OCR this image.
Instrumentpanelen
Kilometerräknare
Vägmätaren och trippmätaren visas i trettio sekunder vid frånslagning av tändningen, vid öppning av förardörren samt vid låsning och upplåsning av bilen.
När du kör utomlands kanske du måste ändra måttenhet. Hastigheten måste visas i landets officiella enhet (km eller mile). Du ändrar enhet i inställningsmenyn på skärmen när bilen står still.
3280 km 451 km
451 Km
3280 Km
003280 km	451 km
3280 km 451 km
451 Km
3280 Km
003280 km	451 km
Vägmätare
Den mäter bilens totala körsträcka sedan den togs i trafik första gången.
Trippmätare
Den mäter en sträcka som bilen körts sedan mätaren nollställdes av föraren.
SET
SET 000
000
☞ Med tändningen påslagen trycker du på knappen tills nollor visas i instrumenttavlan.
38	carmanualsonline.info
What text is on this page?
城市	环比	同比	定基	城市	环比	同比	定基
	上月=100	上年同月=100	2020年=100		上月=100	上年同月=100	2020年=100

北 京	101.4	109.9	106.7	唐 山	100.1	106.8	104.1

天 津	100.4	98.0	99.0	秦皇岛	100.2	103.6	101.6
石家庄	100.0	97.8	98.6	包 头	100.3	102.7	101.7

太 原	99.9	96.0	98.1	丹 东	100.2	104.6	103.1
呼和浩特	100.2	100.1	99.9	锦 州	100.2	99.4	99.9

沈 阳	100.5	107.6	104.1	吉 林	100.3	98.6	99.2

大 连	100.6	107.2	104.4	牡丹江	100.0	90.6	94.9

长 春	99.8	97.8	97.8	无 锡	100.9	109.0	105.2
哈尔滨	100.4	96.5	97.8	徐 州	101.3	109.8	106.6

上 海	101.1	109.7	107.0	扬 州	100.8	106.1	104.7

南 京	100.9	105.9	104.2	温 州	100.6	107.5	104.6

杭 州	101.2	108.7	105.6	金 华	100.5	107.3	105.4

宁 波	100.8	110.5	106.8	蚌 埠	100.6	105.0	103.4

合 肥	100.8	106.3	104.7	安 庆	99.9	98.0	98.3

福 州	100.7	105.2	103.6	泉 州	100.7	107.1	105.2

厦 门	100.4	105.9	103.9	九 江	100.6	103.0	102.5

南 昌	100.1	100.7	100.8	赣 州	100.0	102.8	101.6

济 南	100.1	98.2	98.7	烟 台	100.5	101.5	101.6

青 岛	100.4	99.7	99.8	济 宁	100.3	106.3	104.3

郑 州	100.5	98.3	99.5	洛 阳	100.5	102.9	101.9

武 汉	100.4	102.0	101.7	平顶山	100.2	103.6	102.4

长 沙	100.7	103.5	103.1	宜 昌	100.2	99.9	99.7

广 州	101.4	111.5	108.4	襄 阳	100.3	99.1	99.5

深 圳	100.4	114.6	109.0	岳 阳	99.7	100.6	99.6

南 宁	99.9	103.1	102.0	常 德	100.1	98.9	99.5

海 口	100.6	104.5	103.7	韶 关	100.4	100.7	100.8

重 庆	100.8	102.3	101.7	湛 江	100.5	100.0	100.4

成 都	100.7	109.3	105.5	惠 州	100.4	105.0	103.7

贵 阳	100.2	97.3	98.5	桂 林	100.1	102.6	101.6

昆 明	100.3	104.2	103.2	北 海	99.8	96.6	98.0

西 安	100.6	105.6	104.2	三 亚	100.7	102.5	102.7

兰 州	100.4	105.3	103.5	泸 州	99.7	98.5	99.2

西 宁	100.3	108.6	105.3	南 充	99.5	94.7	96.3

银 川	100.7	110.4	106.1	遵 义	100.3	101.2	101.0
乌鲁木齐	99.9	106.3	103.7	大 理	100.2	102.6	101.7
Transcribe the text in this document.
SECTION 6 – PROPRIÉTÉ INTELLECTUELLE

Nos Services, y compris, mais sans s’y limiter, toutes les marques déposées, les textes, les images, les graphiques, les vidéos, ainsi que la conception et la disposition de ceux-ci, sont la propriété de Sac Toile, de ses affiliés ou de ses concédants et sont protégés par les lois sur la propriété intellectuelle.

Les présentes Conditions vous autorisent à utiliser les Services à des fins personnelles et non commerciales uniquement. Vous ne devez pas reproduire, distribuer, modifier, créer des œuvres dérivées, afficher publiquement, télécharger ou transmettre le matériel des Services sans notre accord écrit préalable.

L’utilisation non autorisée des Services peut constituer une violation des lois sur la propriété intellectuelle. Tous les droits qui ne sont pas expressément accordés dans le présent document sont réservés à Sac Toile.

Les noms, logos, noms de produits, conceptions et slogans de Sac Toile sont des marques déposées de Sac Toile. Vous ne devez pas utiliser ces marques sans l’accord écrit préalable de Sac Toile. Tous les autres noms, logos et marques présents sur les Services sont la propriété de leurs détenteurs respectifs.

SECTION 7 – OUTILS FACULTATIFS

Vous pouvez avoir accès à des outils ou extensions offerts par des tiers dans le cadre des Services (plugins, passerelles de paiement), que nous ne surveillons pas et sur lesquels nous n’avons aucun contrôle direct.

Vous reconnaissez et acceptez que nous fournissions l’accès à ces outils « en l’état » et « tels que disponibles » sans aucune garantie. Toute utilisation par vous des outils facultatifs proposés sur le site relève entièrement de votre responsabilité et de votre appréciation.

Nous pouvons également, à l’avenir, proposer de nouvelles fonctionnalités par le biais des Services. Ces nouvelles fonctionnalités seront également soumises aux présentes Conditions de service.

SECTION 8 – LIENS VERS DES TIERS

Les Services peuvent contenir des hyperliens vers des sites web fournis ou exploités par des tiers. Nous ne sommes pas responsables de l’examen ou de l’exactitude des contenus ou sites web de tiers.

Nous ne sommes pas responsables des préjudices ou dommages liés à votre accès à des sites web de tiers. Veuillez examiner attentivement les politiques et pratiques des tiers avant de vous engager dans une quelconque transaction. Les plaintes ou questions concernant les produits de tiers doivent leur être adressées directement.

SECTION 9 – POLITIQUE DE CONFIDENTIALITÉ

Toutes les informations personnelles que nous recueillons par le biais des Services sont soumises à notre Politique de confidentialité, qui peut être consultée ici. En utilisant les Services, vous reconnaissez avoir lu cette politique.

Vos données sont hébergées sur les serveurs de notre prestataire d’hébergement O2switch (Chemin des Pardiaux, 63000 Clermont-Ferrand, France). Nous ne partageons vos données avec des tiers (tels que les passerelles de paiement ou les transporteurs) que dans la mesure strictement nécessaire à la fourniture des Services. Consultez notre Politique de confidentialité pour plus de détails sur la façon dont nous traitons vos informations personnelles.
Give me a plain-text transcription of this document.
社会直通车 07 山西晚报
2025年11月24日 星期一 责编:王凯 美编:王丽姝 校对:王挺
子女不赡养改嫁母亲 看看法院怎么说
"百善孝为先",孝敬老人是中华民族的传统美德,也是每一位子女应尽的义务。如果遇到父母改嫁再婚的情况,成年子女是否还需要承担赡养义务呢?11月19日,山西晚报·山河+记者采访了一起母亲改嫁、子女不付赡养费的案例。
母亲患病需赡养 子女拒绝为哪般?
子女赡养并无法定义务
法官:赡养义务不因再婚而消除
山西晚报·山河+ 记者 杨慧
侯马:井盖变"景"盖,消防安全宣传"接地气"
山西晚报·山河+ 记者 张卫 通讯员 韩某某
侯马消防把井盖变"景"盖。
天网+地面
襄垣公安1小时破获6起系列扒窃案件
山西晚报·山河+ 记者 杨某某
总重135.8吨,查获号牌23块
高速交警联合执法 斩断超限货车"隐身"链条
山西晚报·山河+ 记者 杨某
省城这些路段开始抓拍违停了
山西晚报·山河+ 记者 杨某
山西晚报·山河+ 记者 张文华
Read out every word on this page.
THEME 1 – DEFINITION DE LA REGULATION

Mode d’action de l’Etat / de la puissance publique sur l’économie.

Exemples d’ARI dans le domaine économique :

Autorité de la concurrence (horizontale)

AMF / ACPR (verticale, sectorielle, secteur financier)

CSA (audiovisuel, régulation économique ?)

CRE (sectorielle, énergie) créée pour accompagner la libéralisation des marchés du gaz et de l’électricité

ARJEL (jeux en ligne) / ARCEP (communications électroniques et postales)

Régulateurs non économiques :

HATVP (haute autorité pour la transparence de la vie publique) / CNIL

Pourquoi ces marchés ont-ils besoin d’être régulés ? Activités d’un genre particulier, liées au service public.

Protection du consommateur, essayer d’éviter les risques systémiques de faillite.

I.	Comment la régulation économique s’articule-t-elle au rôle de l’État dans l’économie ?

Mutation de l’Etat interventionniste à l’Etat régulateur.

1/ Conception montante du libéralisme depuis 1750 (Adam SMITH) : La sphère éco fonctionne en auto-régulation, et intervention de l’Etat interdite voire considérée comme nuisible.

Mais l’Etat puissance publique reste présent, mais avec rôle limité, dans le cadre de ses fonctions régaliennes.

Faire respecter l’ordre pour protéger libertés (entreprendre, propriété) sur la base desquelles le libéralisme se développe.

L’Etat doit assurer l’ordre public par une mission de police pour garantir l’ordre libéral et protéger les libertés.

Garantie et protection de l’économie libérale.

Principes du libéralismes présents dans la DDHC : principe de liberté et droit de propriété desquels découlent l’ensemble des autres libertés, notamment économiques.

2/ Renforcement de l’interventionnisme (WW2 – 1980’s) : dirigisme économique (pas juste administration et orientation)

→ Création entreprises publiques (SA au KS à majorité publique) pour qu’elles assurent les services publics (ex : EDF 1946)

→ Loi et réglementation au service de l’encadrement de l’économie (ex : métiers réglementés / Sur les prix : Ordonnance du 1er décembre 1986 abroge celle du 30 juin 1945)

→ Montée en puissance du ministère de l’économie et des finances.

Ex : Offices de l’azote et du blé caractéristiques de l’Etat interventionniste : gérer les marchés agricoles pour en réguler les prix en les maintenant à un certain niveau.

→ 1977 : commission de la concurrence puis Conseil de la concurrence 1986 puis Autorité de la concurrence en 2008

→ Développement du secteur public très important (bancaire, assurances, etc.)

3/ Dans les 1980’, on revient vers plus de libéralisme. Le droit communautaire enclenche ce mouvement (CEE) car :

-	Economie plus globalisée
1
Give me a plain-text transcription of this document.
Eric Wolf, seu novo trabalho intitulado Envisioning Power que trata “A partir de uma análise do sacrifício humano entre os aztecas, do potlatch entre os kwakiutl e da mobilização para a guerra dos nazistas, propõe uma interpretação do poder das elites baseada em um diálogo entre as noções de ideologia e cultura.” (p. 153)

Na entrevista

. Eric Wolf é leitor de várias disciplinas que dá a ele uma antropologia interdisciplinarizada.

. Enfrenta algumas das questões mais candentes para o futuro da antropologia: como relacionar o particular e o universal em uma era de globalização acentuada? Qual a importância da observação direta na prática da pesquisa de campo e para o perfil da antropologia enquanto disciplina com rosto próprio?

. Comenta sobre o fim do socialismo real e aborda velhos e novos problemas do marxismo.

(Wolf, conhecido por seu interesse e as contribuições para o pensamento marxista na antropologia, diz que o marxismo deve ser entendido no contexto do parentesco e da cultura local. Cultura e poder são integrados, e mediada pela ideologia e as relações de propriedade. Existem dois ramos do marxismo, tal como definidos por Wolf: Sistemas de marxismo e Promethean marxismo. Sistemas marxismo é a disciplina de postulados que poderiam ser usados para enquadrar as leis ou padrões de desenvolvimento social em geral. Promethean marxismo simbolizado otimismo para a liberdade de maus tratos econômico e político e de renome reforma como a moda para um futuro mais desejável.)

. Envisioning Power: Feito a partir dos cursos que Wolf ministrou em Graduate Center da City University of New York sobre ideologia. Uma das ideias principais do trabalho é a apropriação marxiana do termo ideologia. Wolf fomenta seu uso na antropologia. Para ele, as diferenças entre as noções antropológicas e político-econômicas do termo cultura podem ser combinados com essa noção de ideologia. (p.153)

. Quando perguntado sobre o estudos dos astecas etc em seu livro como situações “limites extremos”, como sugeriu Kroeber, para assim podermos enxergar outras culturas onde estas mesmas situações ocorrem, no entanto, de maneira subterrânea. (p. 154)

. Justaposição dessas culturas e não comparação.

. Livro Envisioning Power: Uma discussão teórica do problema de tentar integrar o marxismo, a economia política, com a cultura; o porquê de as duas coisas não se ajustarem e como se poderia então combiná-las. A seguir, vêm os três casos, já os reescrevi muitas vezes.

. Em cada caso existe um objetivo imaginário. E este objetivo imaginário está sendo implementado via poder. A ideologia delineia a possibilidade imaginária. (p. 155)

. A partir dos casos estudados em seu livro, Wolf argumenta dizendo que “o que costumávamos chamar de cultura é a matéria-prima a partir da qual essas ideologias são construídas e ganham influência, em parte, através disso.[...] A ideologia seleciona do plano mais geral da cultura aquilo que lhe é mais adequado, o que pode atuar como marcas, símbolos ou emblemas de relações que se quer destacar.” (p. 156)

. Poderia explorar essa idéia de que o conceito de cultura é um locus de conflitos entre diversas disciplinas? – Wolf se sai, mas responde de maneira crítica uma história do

## Stated problem
Copy every line above that holds the word "économiques".

## Final result
Régulateurs non économiques :
Principes du libéralismes présents dans la DDHC : principe de liberté et droit de propriété desquels découlent l’ensemble des autres libertés, notamment économiques.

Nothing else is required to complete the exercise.